======== Material to process ========
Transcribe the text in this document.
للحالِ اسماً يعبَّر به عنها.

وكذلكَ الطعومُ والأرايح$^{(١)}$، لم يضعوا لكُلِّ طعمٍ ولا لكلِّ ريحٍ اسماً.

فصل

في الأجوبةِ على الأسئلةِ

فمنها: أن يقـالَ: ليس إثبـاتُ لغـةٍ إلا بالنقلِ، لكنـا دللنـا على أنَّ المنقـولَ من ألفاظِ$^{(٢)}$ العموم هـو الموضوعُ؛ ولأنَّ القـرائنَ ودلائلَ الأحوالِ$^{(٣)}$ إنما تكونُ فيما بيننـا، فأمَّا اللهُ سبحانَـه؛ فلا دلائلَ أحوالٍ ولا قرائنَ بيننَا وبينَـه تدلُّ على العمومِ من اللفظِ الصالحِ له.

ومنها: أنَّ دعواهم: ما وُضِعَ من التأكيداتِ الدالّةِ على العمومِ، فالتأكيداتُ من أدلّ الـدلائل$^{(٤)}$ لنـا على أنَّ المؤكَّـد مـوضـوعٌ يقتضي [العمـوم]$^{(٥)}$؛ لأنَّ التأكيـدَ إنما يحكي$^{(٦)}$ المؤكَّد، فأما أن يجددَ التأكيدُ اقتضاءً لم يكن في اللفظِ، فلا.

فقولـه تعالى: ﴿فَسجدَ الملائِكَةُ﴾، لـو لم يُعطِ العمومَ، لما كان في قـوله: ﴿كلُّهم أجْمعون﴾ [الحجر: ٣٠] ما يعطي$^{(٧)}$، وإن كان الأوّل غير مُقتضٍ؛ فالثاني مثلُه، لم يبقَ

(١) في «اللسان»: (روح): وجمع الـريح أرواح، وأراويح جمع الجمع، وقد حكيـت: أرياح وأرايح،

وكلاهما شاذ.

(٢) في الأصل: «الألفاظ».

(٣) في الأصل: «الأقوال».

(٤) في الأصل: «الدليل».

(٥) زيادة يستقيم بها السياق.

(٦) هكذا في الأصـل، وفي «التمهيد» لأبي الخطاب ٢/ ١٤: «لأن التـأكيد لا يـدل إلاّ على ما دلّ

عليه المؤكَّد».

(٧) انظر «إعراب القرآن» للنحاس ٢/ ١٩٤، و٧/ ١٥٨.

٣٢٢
========
• **What you should do**:
Every record above needs to be repeated word for word.

• **Expected output**:
Transcribe the text in this document.
للحالِ اسماً يعبَّر به عنها.

وكذلكَ الطعومُ والأرايح$^{(١)}$، لم يضعوا لكُلِّ طعمٍ ولا لكلِّ ريحٍ اسماً.

فصل

في الأجوبةِ على الأسئلةِ

فمنها: أن يقـالَ: ليس إثبـاتُ لغـةٍ إلا بالنقلِ، لكنـا دللنـا على أنَّ المنقـولَ من ألفاظِ$^{(٢)}$ العموم هـو الموضوعُ؛ ولأنَّ القـرائنَ ودلائلَ الأحوالِ$^{(٣)}$ إنما تكونُ فيما بيننـا، فأمَّا اللهُ سبحانَـه؛ فلا دلائلَ أحوالٍ ولا قرائنَ بيننَا وبينَـه تدلُّ على العمومِ من اللفظِ الصالحِ له.

ومنها: أنَّ دعواهم: ما وُضِعَ من التأكيداتِ الدالّةِ على العمومِ، فالتأكيداتُ من أدلّ الـدلائل$^{(٤)}$ لنـا على أنَّ المؤكَّـد مـوضـوعٌ يقتضي [العمـوم]$^{(٥)}$؛ لأنَّ التأكيـدَ إنما يحكي$^{(٦)}$ المؤكَّد، فأما أن يجددَ التأكيدُ اقتضاءً لم يكن في اللفظِ، فلا.

فقولـه تعالى: ﴿فَسجدَ الملائِكَةُ﴾، لـو لم يُعطِ العمومَ، لما كان في قـوله: ﴿كلُّهم أجْمعون﴾ [الحجر: ٣٠] ما يعطي$^{(٧)}$، وإن كان الأوّل غير مُقتضٍ؛ فالثاني مثلُه، لم يبقَ

(١) في «اللسان»: (روح): وجمع الـريح أرواح، وأراويح جمع الجمع، وقد حكيـت: أرياح وأرايح،

وكلاهما شاذ.

(٢) في الأصل: «الألفاظ».

(٣) في الأصل: «الأقوال».

(٤) في الأصل: «الدليل».

(٥) زيادة يستقيم بها السياق.

(٦) هكذا في الأصـل، وفي «التمهيد» لأبي الخطاب ٢/ ١٤: «لأن التـأكيد لا يـدل إلاّ على ما دلّ

عليه المؤكَّد».

(٧) انظر «إعراب القرآن» للنحاس ٢/ ١٩٤، و٧/ ١٥٨.

٣٢٢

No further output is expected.